EXERCISE MATERIALS =
- - -

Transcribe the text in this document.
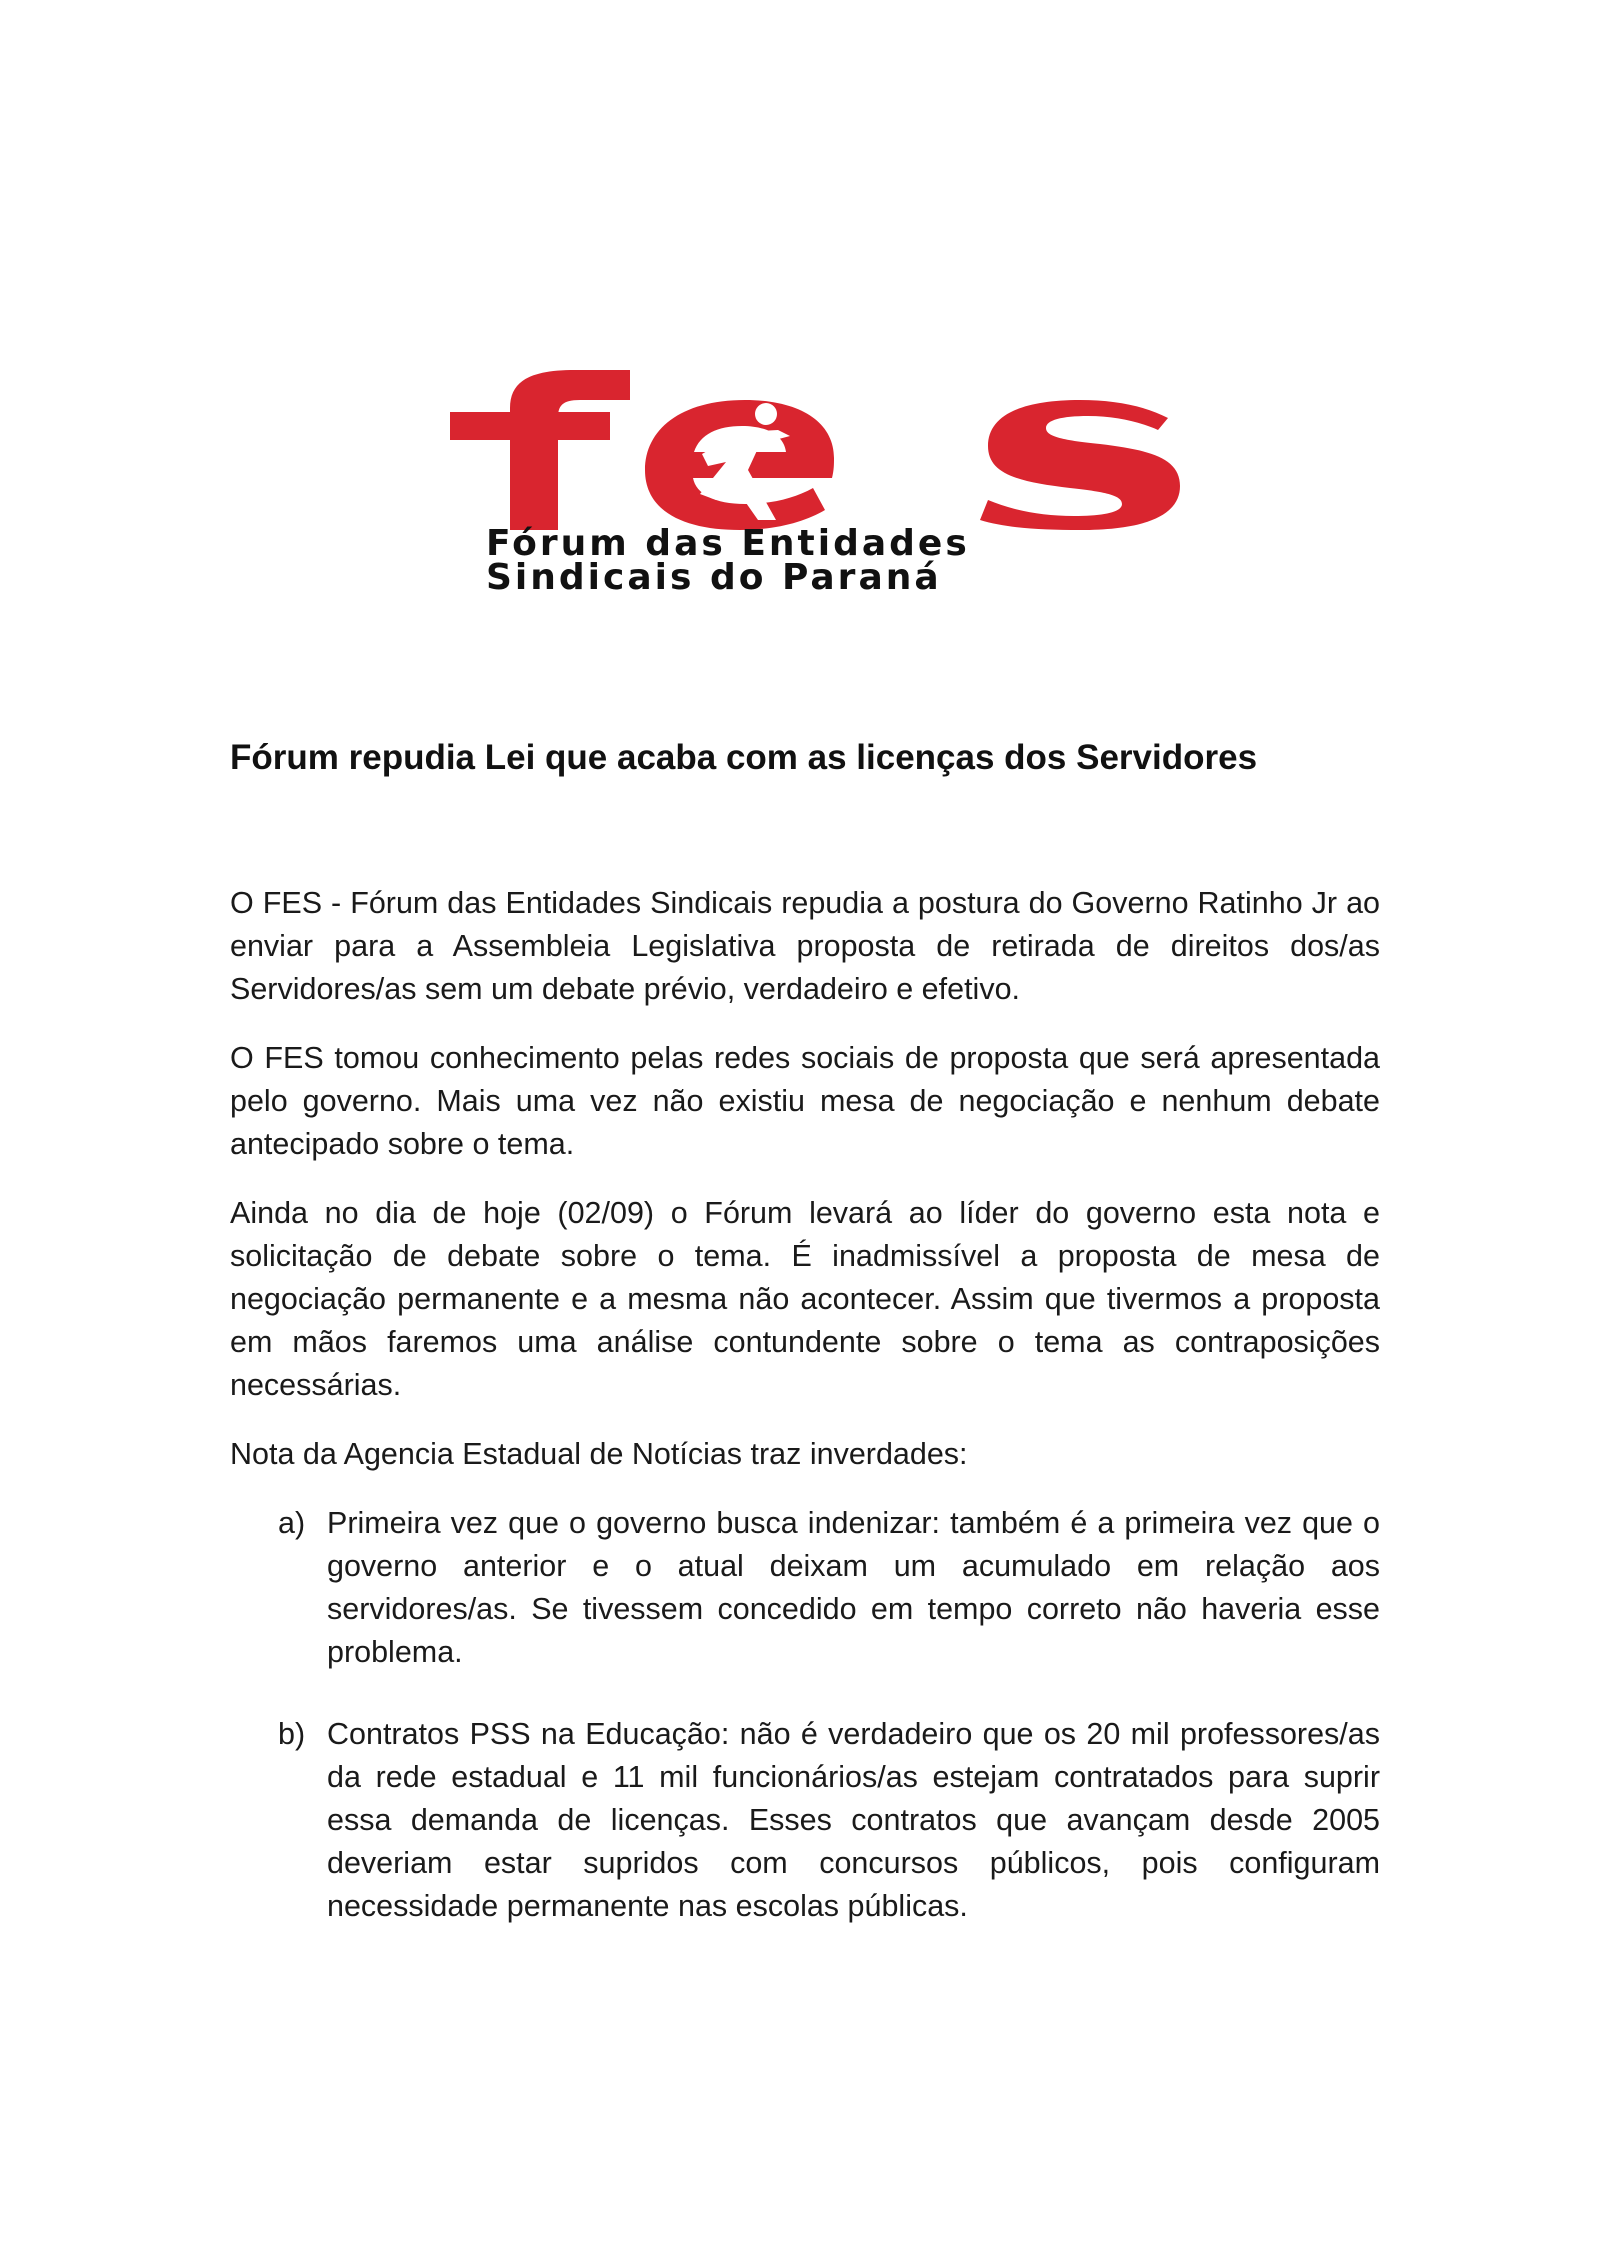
Fórum das Entidades
Sindicais do Paraná
Fórum repudia Lei que acaba com as licenças dos Servidores

O FES - Fórum das Entidades Sindicais repudia a postura do Governo Ratinho Jr ao enviar para a Assembleia Legislativa proposta de retirada de direitos dos/as Servidores/as sem um debate prévio, verdadeiro e efetivo.

O FES tomou conhecimento pelas redes sociais de proposta que será apresentada pelo governo. Mais uma vez não existiu mesa de negociação e nenhum debate antecipado sobre o tema.

Ainda no dia de hoje (02/09) o Fórum levará ao líder do governo esta nota e solicitação de debate sobre o tema. É inadmissível a proposta de mesa de negociação permanente e a mesma não acontecer. Assim que tivermos a proposta em mãos faremos uma análise contundente sobre o tema as contraposições necessárias.

Nota da Agencia Estadual de Notícias traz inverdades:

a) Primeira vez que o governo busca indenizar: também é a primeira vez que o governo anterior e o atual deixam um acumulado em relação aos servidores/as. Se tivessem concedido em tempo correto não haveria esse problema.
b) Contratos PSS na Educação: não é verdadeiro que os 20 mil professores/as da rede estadual e 11 mil funcionários/as estejam contratados para suprir essa demanda de licenças. Esses contratos que avançam desde 2005 deveriam estar supridos com concursos públicos, pois configuram necessidade permanente nas escolas públicas.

- - -

WRITTEN REQUEST =
Show the lines of the material that contain the word "Entidades".

SOLUTION BELOW =
Fórum das Entidades
O FES - Fórum das Entidades Sindicais repudia a postura do Governo Ratinho Jr ao enviar para a Assembleia Legislativa proposta de retirada de direitos dos/as Servidores/as sem um debate prévio, verdadeiro e efetivo.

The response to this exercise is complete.